- Given request -
Can you reproduce every item below word for word, leaving out the pictures?
— begin —
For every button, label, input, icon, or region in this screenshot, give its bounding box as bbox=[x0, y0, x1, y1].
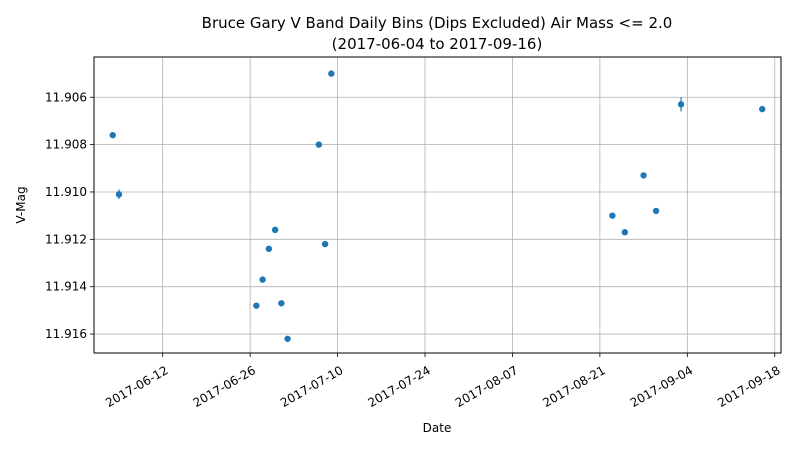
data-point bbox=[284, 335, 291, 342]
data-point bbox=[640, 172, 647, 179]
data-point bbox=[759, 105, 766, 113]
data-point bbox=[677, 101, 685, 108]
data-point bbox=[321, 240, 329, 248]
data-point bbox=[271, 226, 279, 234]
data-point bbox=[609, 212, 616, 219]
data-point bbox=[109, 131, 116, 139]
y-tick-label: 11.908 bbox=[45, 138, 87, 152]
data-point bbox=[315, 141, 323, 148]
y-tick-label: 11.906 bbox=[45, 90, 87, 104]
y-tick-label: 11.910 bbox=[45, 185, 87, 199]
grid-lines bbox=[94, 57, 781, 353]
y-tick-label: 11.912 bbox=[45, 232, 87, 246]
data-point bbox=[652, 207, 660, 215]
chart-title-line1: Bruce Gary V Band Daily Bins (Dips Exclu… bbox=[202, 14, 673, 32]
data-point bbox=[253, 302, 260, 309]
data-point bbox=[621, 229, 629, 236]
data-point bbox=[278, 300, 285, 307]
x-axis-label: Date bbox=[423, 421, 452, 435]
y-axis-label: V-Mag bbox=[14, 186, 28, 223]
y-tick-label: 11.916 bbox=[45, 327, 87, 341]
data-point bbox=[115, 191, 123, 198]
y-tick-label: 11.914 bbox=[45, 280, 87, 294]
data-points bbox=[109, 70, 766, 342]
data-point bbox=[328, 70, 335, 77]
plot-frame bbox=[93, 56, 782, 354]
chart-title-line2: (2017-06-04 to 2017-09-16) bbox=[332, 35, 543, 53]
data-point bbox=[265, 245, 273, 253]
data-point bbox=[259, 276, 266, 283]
— end —
- Output for this exercise -
For every button, label, input, icon, or region in this screenshot, give its bounding box as bbox=[x0, y0, x1, y1].
data-point bbox=[284, 335, 291, 342]
data-point bbox=[640, 172, 647, 179]
data-point bbox=[759, 105, 766, 113]
data-point bbox=[677, 101, 685, 108]
data-point bbox=[321, 240, 329, 248]
data-point bbox=[271, 226, 279, 234]
data-point bbox=[609, 212, 616, 219]
data-point bbox=[109, 131, 116, 139]
y-tick-label: 11.908 bbox=[45, 138, 87, 152]
data-point bbox=[315, 141, 323, 148]
y-tick-label: 11.906 bbox=[45, 90, 87, 104]
y-tick-label: 11.910 bbox=[45, 185, 87, 199]
grid-lines bbox=[94, 57, 781, 353]
y-tick-label: 11.912 bbox=[45, 232, 87, 246]
data-point bbox=[652, 207, 660, 215]
chart-title-line1: Bruce Gary V Band Daily Bins (Dips Exclu… bbox=[202, 14, 673, 32]
data-point bbox=[253, 302, 260, 309]
data-point bbox=[621, 229, 629, 236]
data-point bbox=[278, 300, 285, 307]
x-axis-label: Date bbox=[423, 421, 452, 435]
y-axis-label: V-Mag bbox=[14, 186, 28, 223]
y-tick-label: 11.916 bbox=[45, 327, 87, 341]
data-point bbox=[115, 191, 123, 198]
y-tick-label: 11.914 bbox=[45, 280, 87, 294]
data-points bbox=[109, 70, 766, 342]
data-point bbox=[328, 70, 335, 77]
plot-frame bbox=[93, 56, 782, 354]
chart-title-line2: (2017-06-04 to 2017-09-16) bbox=[332, 35, 543, 53]
data-point bbox=[265, 245, 273, 253]
data-point bbox=[259, 276, 266, 283]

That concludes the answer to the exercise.